**DESCRIPTION OF THE TASK:**
Count how many lines of the data below contain the string "dirt"; the reply should be that number alone.

>> BEGIN RECORDS SHOWN

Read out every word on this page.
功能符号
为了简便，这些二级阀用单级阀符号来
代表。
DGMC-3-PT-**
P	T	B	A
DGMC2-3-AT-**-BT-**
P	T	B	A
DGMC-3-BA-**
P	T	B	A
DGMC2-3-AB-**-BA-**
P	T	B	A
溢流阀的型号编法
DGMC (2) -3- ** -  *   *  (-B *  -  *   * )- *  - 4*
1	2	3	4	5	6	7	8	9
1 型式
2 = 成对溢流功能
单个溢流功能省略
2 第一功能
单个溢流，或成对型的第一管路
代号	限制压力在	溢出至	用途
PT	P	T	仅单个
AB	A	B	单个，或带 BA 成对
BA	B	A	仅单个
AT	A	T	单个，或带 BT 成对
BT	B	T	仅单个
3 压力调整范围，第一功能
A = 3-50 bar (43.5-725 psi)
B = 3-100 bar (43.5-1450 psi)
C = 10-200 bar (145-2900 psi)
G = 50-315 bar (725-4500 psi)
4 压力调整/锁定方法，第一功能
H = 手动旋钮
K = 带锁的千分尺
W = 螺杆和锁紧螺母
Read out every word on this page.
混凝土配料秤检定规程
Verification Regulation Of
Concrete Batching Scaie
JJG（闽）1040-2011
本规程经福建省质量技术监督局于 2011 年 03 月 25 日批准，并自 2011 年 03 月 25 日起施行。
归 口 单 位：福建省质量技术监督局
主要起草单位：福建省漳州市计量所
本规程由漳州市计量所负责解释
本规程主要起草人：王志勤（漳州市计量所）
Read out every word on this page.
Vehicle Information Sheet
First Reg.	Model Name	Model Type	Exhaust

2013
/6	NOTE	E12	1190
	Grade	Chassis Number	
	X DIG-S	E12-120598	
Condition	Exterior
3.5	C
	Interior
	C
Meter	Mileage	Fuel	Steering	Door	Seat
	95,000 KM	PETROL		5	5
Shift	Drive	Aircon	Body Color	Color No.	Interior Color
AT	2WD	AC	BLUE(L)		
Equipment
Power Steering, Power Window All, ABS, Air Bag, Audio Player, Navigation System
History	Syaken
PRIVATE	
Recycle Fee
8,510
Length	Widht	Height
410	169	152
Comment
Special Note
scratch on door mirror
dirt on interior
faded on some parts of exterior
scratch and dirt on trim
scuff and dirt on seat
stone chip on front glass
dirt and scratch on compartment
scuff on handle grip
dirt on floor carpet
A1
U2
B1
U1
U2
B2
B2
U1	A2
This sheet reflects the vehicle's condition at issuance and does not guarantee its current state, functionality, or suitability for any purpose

>> END RECORDS SHOWN

**ANSWER TO THIS TASK:**
5